WHAT IS ASKED.
Every line that contains the word "external" should be copied out.

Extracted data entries
____
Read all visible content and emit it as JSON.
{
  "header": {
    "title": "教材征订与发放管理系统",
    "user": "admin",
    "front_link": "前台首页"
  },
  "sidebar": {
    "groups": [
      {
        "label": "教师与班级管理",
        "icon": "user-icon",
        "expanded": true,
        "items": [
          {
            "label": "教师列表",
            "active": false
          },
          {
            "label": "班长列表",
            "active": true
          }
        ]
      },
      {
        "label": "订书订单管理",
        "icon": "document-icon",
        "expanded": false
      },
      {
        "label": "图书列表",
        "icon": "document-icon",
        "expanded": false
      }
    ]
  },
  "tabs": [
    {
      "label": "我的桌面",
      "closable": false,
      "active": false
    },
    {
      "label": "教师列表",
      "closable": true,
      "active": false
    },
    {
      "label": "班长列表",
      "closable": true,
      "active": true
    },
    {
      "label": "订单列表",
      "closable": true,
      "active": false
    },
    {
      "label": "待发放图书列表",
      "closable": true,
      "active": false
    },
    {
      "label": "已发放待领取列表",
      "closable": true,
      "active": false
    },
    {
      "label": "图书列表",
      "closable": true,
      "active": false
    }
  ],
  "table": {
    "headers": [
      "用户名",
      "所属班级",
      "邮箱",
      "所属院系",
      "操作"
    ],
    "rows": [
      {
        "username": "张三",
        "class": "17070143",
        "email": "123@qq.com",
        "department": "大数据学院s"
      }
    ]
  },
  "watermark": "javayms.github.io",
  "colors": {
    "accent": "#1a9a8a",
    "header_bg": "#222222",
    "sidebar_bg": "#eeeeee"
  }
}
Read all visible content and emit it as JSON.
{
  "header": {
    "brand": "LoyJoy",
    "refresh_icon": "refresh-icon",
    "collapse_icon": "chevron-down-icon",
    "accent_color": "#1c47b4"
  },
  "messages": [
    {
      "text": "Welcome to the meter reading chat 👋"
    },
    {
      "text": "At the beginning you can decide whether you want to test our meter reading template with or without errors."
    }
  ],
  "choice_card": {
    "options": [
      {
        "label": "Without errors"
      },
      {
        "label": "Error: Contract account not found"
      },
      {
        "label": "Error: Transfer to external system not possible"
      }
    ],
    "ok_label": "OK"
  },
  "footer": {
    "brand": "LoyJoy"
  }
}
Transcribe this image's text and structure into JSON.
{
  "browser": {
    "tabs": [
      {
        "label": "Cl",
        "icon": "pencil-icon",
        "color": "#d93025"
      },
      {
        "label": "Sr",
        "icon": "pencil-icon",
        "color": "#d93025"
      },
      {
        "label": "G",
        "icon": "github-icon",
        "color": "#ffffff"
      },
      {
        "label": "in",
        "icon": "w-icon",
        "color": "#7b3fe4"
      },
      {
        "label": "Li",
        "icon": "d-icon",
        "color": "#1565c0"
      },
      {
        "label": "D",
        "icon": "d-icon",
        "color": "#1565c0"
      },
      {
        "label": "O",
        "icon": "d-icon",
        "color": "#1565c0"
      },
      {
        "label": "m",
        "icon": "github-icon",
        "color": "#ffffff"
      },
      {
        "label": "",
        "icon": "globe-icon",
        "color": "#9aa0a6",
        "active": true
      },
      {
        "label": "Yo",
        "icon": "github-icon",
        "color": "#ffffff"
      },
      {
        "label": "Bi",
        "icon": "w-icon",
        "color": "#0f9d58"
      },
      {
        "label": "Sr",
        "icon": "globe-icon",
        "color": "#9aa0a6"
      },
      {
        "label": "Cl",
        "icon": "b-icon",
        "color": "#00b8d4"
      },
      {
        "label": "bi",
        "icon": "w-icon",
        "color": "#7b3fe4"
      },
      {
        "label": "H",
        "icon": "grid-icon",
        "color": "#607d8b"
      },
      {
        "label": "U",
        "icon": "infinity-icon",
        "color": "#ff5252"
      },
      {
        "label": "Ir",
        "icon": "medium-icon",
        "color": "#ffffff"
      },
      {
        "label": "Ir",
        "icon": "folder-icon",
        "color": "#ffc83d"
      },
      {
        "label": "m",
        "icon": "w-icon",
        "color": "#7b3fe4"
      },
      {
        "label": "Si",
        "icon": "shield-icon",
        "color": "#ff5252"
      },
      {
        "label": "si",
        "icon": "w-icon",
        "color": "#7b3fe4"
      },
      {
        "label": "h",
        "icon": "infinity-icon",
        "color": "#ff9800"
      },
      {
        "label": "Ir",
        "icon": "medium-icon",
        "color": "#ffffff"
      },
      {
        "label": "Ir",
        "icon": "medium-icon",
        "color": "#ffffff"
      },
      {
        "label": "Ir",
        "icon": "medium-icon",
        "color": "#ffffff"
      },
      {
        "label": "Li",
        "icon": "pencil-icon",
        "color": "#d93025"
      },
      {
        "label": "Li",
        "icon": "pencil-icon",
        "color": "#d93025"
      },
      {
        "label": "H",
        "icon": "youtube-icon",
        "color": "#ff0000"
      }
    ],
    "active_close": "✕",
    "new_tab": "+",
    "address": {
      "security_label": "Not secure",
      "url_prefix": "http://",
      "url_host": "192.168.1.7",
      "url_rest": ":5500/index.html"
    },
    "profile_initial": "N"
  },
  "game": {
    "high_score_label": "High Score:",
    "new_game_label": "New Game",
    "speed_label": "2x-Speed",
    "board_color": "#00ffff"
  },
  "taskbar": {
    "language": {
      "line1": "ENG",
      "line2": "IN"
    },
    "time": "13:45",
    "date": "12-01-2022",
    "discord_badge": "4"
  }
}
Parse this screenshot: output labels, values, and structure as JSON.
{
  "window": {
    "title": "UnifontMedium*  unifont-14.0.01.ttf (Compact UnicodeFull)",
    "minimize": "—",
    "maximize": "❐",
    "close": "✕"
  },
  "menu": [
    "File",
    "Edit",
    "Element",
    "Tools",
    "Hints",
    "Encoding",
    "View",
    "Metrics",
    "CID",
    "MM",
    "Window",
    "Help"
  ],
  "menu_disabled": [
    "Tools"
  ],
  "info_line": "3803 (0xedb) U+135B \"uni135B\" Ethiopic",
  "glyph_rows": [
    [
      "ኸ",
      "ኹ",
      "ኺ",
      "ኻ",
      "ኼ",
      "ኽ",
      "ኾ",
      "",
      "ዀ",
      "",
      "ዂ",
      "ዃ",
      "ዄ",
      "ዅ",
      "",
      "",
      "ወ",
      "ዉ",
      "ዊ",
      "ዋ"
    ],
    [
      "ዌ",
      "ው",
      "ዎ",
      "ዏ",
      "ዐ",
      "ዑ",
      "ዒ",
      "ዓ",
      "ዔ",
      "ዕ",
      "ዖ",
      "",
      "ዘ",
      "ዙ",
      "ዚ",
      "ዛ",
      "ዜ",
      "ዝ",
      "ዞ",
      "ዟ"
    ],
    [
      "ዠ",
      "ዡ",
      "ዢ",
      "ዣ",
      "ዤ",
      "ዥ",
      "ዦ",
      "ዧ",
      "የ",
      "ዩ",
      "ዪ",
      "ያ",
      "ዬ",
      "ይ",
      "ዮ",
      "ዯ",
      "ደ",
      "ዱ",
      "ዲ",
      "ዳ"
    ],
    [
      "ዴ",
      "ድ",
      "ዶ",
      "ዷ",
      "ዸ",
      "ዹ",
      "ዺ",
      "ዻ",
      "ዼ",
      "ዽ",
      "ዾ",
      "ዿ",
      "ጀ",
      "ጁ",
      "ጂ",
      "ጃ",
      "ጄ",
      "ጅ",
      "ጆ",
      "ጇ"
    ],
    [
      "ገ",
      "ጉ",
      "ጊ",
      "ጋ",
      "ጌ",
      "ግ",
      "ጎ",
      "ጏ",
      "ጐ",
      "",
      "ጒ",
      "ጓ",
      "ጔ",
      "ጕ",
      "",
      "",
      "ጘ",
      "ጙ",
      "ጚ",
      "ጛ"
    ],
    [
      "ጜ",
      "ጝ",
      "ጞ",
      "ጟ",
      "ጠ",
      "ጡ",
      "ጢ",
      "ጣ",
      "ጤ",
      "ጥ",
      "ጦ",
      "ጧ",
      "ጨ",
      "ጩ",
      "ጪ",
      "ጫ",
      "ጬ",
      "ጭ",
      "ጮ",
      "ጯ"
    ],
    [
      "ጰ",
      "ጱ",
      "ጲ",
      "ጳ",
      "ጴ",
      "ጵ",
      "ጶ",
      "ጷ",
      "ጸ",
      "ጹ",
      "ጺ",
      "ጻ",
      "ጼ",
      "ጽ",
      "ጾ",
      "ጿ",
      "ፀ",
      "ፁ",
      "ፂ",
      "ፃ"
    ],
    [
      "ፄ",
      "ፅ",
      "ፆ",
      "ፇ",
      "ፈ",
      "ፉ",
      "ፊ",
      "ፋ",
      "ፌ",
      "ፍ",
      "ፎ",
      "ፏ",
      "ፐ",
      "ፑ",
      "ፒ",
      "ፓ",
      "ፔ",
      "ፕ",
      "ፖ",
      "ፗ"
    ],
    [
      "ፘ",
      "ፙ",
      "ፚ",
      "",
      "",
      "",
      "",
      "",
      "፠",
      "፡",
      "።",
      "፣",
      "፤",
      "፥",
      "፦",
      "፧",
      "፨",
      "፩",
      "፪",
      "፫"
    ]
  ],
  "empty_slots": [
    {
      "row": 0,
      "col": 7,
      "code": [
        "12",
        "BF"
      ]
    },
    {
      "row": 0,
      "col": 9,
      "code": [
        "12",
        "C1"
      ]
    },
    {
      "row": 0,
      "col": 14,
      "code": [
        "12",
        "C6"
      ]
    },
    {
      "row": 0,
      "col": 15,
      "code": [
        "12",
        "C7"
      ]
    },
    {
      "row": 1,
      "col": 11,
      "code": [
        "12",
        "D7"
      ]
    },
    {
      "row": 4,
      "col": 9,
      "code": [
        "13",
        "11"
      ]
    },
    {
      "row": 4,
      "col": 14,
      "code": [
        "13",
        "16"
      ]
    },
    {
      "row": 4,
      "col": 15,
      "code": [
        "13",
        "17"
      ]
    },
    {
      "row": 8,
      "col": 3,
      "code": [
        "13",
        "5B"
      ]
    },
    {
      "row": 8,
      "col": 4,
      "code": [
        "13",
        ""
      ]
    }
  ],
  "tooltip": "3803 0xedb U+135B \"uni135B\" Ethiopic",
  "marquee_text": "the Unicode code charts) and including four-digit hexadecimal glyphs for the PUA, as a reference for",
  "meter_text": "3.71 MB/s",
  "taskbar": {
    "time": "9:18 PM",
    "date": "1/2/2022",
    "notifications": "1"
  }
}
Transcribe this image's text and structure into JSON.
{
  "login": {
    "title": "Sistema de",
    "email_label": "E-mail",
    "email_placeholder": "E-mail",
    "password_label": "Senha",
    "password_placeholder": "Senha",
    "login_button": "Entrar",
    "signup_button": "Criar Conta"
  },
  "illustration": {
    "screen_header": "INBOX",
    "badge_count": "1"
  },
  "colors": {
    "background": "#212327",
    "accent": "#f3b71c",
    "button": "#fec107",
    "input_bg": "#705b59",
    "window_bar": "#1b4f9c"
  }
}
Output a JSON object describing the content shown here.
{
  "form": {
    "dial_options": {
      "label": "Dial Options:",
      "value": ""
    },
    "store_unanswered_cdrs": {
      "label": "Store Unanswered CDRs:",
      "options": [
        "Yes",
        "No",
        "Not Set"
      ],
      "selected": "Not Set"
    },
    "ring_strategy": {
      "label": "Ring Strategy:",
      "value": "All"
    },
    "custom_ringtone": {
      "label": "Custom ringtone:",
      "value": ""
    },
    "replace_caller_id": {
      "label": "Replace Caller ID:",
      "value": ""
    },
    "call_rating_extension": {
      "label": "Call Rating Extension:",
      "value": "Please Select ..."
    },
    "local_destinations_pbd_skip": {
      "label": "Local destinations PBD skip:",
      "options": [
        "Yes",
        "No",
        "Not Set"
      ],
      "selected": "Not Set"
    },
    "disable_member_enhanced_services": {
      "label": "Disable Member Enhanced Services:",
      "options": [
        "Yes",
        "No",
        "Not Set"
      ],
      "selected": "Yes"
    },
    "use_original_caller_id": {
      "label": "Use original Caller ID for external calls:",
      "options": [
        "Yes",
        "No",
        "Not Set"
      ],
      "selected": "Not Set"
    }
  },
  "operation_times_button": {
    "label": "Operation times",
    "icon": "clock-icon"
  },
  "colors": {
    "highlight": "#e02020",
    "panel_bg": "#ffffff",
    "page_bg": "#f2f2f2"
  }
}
____
WRITTEN ANSWER.
        "label": "Error: Transfer to external system not possible"
      "label": "Use original Caller ID for external calls:",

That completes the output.